━━ DATA RECORDS ━━
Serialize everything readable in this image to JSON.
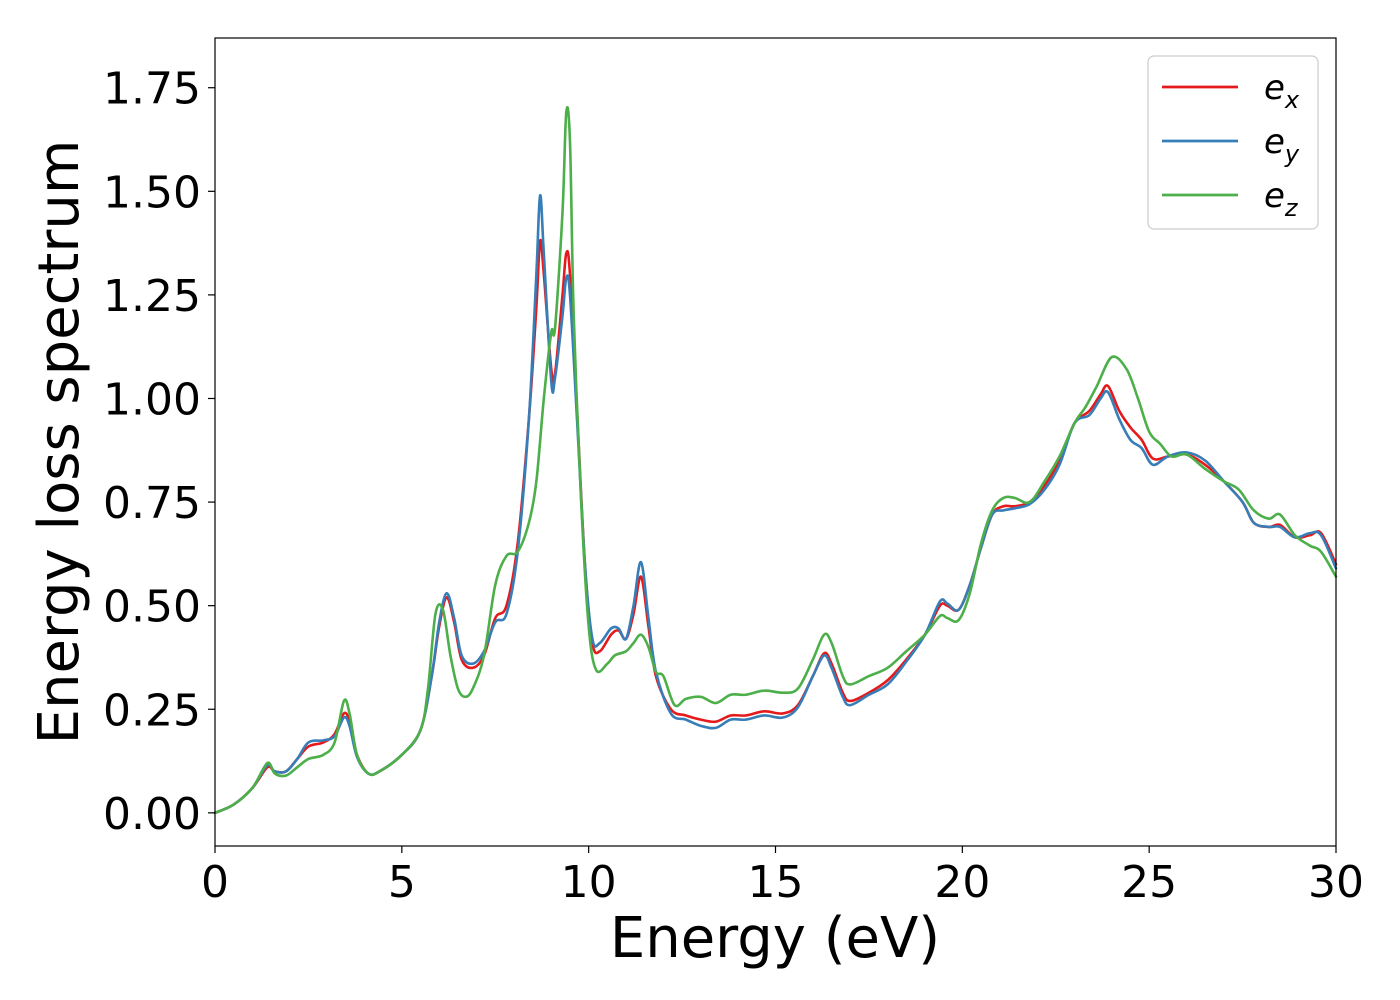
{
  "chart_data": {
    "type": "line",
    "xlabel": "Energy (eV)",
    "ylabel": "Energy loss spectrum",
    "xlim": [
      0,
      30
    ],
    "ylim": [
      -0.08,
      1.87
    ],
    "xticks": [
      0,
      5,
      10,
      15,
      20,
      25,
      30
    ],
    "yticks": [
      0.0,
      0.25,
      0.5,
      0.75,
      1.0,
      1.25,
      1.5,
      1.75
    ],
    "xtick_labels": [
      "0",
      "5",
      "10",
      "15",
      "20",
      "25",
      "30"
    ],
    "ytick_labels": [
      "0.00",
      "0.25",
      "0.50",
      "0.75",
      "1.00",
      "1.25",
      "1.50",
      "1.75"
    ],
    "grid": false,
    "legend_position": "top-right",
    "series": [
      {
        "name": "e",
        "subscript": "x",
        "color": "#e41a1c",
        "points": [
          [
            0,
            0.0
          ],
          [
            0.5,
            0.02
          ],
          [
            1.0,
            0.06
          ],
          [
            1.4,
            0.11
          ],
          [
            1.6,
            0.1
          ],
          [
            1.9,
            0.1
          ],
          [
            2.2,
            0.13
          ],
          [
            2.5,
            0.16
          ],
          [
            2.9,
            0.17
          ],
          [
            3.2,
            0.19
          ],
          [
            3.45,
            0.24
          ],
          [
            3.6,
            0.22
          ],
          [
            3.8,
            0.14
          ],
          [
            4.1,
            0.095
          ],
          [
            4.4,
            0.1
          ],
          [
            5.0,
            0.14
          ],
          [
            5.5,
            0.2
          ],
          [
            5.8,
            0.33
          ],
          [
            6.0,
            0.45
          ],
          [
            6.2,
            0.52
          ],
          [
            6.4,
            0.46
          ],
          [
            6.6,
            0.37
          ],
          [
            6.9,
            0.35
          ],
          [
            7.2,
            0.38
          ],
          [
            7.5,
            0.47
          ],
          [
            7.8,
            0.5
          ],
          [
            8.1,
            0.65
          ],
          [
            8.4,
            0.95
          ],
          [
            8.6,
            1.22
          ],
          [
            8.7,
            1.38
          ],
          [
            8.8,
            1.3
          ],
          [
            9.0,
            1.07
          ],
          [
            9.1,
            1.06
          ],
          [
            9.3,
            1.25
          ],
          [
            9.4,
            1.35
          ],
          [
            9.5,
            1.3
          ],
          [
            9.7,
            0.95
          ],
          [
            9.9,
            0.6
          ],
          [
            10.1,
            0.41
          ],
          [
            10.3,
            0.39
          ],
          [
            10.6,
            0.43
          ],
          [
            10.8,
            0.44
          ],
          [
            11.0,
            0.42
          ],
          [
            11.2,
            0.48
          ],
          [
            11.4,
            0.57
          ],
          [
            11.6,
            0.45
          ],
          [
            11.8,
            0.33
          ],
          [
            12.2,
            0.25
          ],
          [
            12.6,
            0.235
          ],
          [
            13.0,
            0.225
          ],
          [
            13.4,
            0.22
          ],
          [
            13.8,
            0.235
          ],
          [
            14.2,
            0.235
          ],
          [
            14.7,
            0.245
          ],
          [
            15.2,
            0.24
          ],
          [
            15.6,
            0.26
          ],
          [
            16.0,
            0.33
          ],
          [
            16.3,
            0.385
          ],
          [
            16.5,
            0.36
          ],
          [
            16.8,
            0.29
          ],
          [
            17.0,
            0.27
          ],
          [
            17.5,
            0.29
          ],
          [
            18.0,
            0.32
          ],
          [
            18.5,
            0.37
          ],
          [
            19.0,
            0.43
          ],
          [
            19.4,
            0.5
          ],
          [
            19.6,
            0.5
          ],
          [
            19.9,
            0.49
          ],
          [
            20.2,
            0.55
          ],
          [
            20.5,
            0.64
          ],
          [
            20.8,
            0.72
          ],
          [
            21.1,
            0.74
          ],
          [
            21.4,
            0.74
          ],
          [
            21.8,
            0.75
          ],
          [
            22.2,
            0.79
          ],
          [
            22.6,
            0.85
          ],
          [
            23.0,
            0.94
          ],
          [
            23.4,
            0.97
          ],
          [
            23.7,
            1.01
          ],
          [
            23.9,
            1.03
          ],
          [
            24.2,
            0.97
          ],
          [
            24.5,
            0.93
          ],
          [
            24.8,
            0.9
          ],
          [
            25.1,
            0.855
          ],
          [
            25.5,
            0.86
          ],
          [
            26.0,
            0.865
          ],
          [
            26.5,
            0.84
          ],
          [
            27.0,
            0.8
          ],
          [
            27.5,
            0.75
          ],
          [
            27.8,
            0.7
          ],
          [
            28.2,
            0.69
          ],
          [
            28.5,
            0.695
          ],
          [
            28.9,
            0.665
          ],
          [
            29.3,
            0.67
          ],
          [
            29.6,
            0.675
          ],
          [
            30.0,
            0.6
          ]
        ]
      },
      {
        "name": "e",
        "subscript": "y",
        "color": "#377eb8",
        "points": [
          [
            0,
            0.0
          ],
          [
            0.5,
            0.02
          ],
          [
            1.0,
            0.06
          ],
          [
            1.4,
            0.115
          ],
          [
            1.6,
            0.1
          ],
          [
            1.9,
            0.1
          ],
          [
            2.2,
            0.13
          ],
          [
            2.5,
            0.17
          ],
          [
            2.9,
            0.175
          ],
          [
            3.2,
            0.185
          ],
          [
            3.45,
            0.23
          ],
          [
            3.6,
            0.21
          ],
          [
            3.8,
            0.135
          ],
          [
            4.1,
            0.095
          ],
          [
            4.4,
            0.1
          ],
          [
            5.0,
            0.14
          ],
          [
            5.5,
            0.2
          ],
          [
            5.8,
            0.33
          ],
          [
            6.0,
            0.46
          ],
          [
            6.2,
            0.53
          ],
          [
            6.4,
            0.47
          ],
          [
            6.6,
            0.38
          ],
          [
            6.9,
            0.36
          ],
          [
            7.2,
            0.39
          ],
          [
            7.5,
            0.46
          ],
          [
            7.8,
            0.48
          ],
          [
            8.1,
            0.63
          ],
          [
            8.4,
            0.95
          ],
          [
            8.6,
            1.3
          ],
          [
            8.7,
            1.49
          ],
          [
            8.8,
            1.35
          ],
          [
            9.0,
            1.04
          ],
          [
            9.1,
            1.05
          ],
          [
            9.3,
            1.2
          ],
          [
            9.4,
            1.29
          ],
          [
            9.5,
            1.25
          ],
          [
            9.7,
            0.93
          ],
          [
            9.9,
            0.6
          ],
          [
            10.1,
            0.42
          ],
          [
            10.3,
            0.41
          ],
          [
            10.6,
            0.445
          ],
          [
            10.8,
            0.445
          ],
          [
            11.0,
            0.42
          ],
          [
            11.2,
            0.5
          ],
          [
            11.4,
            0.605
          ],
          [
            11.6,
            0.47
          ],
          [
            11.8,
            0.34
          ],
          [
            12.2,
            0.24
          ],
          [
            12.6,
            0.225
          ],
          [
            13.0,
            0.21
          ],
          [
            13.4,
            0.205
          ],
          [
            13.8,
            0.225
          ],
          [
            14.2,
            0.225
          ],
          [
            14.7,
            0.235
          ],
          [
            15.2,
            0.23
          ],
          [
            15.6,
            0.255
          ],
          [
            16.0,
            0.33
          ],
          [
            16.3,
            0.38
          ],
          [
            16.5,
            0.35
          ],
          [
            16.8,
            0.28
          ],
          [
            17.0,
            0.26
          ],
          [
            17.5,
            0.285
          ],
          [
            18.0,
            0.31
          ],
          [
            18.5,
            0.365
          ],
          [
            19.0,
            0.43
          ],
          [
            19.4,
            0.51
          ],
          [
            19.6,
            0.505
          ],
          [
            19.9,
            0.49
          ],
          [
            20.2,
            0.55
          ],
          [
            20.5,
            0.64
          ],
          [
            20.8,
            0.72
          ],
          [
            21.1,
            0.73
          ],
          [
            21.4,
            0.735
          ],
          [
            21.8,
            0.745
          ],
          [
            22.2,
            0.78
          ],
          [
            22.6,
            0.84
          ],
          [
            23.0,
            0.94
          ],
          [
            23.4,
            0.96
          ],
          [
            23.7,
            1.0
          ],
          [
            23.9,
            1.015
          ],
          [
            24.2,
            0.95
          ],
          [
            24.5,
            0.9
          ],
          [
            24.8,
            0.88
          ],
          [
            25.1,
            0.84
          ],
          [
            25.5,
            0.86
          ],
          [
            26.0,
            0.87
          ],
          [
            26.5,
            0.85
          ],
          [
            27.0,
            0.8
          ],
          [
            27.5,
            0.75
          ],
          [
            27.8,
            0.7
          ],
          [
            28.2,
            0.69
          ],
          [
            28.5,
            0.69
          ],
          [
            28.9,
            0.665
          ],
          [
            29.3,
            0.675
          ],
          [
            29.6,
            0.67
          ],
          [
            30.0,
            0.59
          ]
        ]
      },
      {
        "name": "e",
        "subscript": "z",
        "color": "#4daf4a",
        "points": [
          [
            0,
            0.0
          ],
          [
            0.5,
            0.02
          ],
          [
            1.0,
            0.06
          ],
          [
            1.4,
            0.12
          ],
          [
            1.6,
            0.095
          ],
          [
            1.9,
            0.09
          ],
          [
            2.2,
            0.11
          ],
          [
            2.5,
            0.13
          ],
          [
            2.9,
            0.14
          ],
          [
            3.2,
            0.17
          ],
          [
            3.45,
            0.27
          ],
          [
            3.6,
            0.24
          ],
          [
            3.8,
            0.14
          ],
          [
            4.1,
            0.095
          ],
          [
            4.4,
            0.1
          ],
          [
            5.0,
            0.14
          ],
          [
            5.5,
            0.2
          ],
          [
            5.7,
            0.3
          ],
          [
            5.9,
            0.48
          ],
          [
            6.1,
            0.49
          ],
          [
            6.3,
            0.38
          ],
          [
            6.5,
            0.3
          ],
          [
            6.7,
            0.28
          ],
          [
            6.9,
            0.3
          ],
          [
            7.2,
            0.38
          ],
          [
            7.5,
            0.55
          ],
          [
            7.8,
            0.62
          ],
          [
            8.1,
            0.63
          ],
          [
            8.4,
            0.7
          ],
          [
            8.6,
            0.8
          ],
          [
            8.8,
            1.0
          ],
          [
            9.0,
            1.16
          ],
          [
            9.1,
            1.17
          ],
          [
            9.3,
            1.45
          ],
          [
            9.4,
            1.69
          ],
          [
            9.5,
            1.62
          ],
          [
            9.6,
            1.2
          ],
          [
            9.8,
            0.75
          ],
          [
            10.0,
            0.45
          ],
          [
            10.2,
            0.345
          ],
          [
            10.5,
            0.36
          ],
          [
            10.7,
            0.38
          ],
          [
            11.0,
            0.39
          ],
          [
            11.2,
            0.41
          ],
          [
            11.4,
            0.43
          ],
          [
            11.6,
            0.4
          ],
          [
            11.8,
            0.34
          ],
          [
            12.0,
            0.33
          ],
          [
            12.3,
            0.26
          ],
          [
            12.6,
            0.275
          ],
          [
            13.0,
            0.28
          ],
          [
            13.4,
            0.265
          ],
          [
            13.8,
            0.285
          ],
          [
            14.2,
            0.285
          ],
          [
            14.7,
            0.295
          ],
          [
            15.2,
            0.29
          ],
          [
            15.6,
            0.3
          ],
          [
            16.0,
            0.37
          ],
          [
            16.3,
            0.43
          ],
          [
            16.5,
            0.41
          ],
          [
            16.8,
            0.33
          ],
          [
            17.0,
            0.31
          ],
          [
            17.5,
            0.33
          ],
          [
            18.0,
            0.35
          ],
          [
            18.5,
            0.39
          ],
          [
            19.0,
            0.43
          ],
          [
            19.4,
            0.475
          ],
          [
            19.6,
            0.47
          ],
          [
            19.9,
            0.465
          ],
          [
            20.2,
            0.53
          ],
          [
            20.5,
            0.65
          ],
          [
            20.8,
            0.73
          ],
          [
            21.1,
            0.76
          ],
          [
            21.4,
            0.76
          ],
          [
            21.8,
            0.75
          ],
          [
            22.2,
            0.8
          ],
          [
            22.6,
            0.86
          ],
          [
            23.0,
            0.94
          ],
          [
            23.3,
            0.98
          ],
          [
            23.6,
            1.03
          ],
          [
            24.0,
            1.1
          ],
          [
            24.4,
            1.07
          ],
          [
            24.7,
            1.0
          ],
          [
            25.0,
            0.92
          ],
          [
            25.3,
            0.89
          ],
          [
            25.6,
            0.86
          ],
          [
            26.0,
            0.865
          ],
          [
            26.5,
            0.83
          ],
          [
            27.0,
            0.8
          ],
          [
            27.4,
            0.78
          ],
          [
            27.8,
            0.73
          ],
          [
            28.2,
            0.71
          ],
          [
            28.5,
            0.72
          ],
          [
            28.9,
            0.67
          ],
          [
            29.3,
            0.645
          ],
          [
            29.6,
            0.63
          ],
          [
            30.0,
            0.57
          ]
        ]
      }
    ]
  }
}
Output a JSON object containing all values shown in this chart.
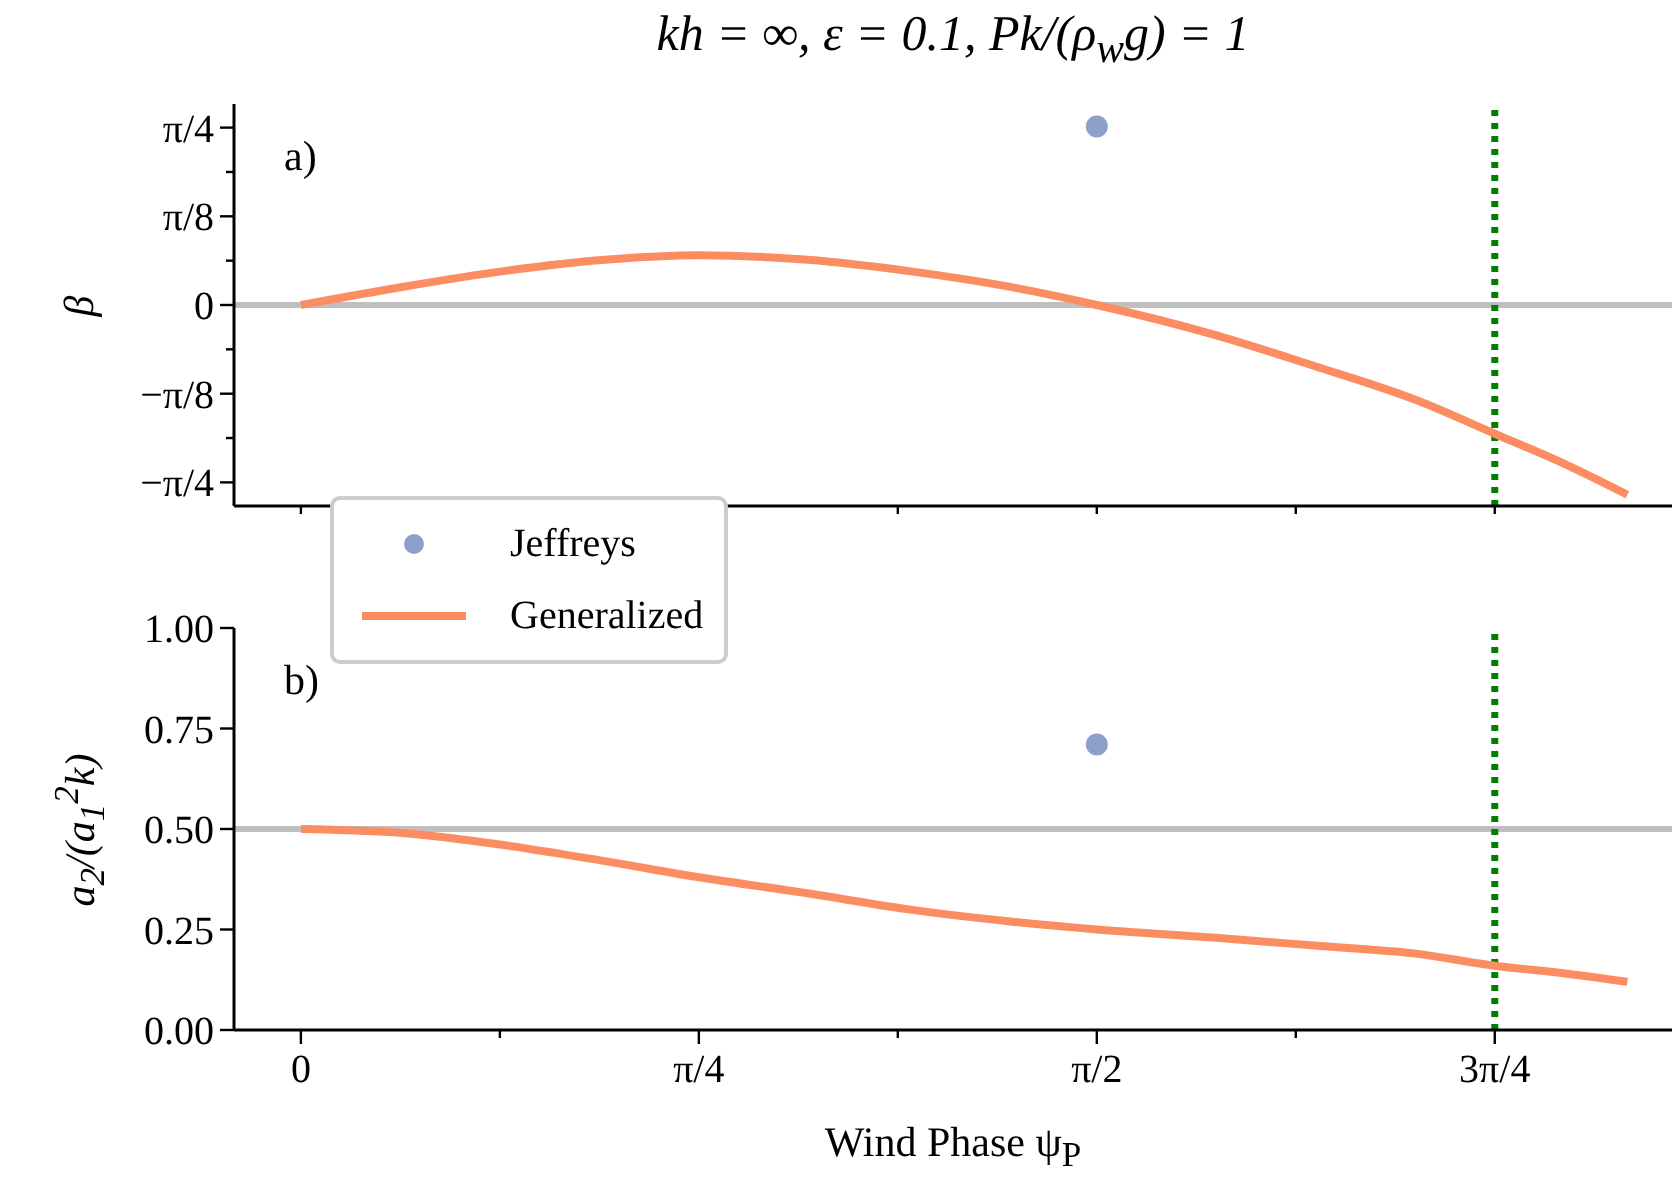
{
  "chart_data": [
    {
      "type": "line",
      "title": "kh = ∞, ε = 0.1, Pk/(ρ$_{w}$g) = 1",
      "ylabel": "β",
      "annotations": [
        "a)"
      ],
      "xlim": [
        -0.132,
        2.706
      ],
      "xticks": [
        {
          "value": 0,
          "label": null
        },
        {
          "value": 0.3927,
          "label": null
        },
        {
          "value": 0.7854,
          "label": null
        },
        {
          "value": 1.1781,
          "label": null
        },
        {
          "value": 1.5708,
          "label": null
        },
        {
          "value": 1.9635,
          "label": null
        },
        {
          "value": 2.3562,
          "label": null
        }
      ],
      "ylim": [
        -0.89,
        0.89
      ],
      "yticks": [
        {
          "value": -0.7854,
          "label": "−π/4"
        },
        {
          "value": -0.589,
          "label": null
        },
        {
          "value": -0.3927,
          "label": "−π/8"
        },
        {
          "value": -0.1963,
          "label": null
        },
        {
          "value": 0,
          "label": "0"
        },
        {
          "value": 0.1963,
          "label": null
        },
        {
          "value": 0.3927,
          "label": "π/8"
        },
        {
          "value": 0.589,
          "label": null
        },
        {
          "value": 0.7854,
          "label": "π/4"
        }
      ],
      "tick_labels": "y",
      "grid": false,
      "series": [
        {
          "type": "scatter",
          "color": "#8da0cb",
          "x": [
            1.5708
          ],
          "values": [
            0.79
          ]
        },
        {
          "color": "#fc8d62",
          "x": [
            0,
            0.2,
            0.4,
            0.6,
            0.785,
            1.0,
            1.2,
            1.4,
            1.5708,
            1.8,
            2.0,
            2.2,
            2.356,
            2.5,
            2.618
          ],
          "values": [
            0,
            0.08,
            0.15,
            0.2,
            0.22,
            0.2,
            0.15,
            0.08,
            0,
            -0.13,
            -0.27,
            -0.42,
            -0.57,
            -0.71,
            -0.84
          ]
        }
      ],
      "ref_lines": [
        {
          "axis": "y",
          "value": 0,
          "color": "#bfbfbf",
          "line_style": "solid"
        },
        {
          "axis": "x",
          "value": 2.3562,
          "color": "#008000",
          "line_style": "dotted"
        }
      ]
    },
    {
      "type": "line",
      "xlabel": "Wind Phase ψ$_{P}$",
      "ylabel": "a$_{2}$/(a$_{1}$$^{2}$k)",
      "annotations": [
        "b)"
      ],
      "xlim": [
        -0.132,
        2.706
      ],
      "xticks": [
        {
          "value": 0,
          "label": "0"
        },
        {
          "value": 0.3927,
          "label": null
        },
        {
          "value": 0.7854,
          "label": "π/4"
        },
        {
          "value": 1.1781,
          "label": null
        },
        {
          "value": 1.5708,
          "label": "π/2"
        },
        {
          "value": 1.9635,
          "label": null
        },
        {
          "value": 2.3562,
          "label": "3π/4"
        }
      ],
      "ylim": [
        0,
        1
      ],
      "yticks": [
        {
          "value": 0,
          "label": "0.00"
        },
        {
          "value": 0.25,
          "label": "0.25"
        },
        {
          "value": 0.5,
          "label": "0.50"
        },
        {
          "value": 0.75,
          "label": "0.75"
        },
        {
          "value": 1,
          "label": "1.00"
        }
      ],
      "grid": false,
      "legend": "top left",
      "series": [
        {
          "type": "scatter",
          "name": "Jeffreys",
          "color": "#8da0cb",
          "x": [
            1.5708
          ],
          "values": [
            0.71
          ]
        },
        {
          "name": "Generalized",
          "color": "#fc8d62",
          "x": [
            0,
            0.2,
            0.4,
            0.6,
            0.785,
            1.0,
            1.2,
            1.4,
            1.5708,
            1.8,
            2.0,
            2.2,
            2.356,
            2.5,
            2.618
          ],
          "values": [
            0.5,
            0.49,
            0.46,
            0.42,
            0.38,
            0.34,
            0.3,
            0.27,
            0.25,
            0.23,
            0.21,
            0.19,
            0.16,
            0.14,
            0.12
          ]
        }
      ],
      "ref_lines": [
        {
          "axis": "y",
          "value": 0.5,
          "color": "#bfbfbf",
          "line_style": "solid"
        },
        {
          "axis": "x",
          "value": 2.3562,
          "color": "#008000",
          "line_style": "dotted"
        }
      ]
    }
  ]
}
━━━
_EXERCISE INSTRUCTIONS_. Lines containing the string "xlabel" are to be selected and copied.

_EXERCISE RESPONSE_.
    "xlabel": "Energy (eV)",
      "xlabel": "Wind Phase ψ$_{P}$",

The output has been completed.